--- Exercise objective ---
Look for the word "JSON" in the entries below, then copy every line that has it.

··· Data shown

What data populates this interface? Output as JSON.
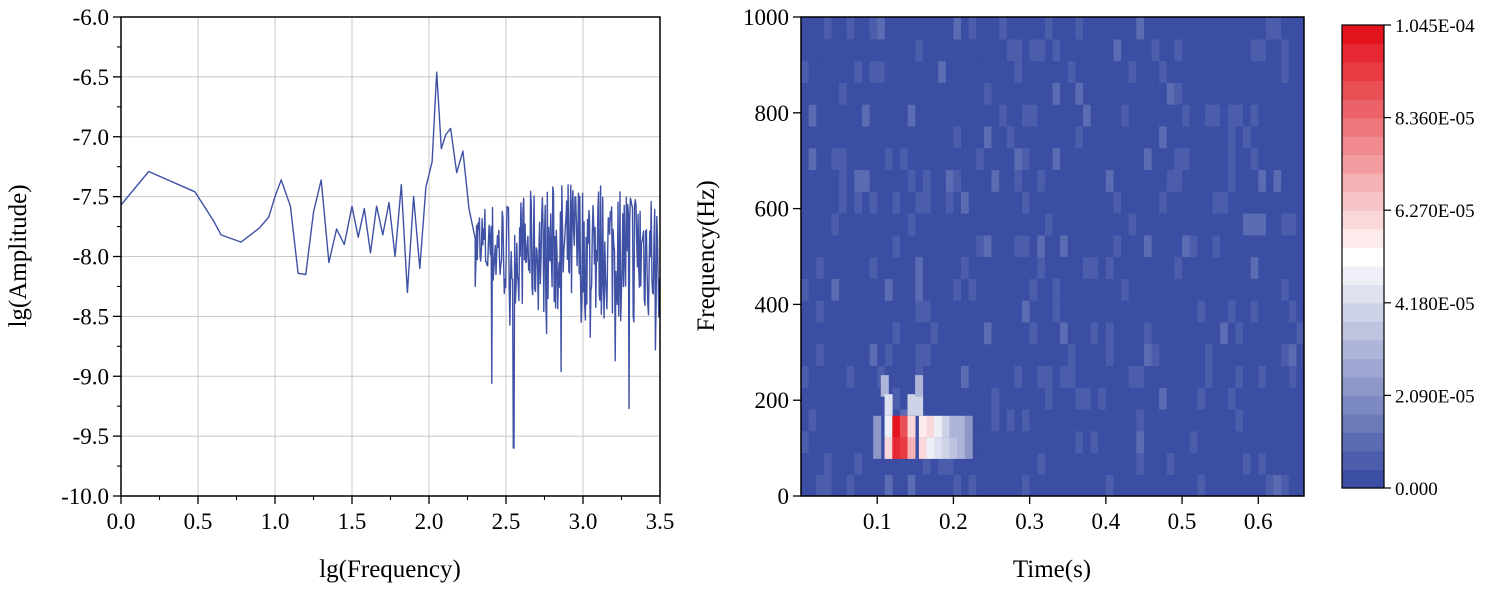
{
  "chart_data": [
    {
      "type": "line",
      "title": "",
      "xlabel": "lg(Frequency)",
      "ylabel": "lg(Amplitude)",
      "xlim": [
        0.0,
        3.5
      ],
      "ylim": [
        -10.0,
        -6.0
      ],
      "grid": true,
      "xticks": [
        "0.0",
        "0.5",
        "1.0",
        "1.5",
        "2.0",
        "2.5",
        "3.0",
        "3.5"
      ],
      "yticks": [
        "-10.0",
        "-9.5",
        "-9.0",
        "-8.5",
        "-8.0",
        "-7.5",
        "-7.0",
        "-6.5",
        "-6.0"
      ],
      "series": [
        {
          "color": "#3f51a5",
          "x": [
            0.0,
            0.18,
            0.48,
            0.6,
            0.65,
            0.78,
            0.9,
            0.96,
            1.0,
            1.04,
            1.1,
            1.15,
            1.2,
            1.25,
            1.3,
            1.35,
            1.4,
            1.45,
            1.5,
            1.54,
            1.58,
            1.62,
            1.66,
            1.7,
            1.74,
            1.78,
            1.82,
            1.86,
            1.9,
            1.94,
            1.98,
            2.02,
            2.05,
            2.08,
            2.11,
            2.14,
            2.18,
            2.22,
            2.26,
            2.3,
            2.34,
            2.38,
            2.41,
            2.45,
            2.5,
            2.55,
            2.6,
            2.65,
            2.7,
            2.8,
            2.9,
            3.0,
            3.1,
            3.2,
            3.3,
            3.4,
            3.45,
            3.5
          ],
          "y": [
            -7.57,
            -7.29,
            -7.46,
            -7.7,
            -7.82,
            -7.88,
            -7.76,
            -7.67,
            -7.5,
            -7.36,
            -7.58,
            -8.14,
            -8.15,
            -7.63,
            -7.36,
            -8.05,
            -7.77,
            -7.9,
            -7.58,
            -7.84,
            -7.6,
            -7.97,
            -7.58,
            -7.82,
            -7.55,
            -8.0,
            -7.4,
            -8.3,
            -7.5,
            -8.1,
            -7.42,
            -7.21,
            -6.46,
            -7.1,
            -6.98,
            -6.93,
            -7.3,
            -7.12,
            -7.6,
            -7.85,
            -7.55,
            -8.1,
            -9.06,
            -7.7,
            -8.2,
            -9.6,
            -7.8,
            -8.5,
            -7.9,
            -8.2,
            -8.6,
            -7.8,
            -8.9,
            -8.0,
            -9.27,
            -8.2,
            -8.7,
            -7.9
          ]
        }
      ]
    },
    {
      "type": "heatmap",
      "title": "",
      "xlabel": "Time(s)",
      "ylabel": "Frequency(Hz)",
      "xlim": [
        0.0,
        0.66
      ],
      "ylim": [
        0,
        1000
      ],
      "xticks": [
        "0.1",
        "0.2",
        "0.3",
        "0.4",
        "0.5",
        "0.6"
      ],
      "yticks": [
        "0",
        "200",
        "400",
        "600",
        "800",
        "1000"
      ],
      "colorbar": {
        "min": 0,
        "max": 0.0001045,
        "ticks": [
          "0.000",
          "2.090E-05",
          "4.180E-05",
          "6.270E-05",
          "8.360E-05",
          "1.045E-04"
        ],
        "colors": [
          "#3b4ea3",
          "#ffffff",
          "#e3141e"
        ]
      },
      "hotspots": [
        {
          "t": 0.11,
          "f": 230,
          "value": 3e-05
        },
        {
          "t": 0.115,
          "f": 190,
          "value": 4.5e-05
        },
        {
          "t": 0.115,
          "f": 145,
          "value": 5e-05
        },
        {
          "t": 0.115,
          "f": 100,
          "value": 6e-05
        },
        {
          "t": 0.125,
          "f": 145,
          "value": 0.0001045
        },
        {
          "t": 0.125,
          "f": 100,
          "value": 0.0001
        },
        {
          "t": 0.135,
          "f": 145,
          "value": 9e-05
        },
        {
          "t": 0.135,
          "f": 100,
          "value": 9.5e-05
        },
        {
          "t": 0.145,
          "f": 145,
          "value": 6e-05
        },
        {
          "t": 0.145,
          "f": 100,
          "value": 7e-05
        },
        {
          "t": 0.145,
          "f": 190,
          "value": 4e-05
        },
        {
          "t": 0.155,
          "f": 190,
          "value": 4e-05
        },
        {
          "t": 0.155,
          "f": 230,
          "value": 3e-05
        },
        {
          "t": 0.16,
          "f": 145,
          "value": 5.5e-05
        },
        {
          "t": 0.16,
          "f": 100,
          "value": 6e-05
        },
        {
          "t": 0.17,
          "f": 145,
          "value": 6e-05
        },
        {
          "t": 0.17,
          "f": 100,
          "value": 5e-05
        },
        {
          "t": 0.18,
          "f": 145,
          "value": 5e-05
        },
        {
          "t": 0.18,
          "f": 100,
          "value": 4.5e-05
        },
        {
          "t": 0.19,
          "f": 145,
          "value": 4e-05
        },
        {
          "t": 0.19,
          "f": 100,
          "value": 4e-05
        },
        {
          "t": 0.2,
          "f": 145,
          "value": 3e-05
        },
        {
          "t": 0.2,
          "f": 100,
          "value": 3.5e-05
        },
        {
          "t": 0.21,
          "f": 145,
          "value": 3e-05
        },
        {
          "t": 0.21,
          "f": 100,
          "value": 3e-05
        },
        {
          "t": 0.22,
          "f": 145,
          "value": 2e-05
        },
        {
          "t": 0.22,
          "f": 100,
          "value": 2e-05
        },
        {
          "t": 0.1,
          "f": 145,
          "value": 2e-05
        },
        {
          "t": 0.1,
          "f": 100,
          "value": 2e-05
        }
      ]
    }
  ]
}
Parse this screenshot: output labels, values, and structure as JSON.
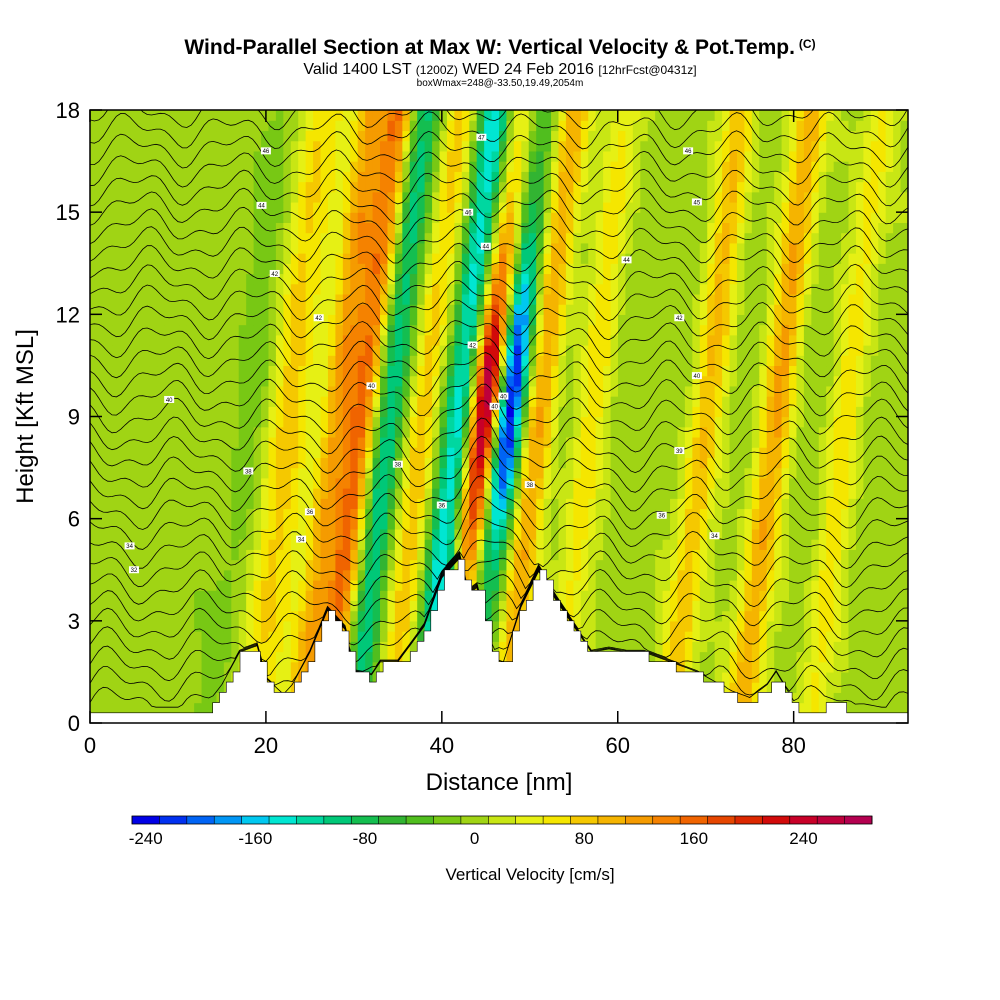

······

--- Exercise solution ---
What data populates this interface? Output as JSON.
Parse this screenshot: output labels, values, and structure as JSON.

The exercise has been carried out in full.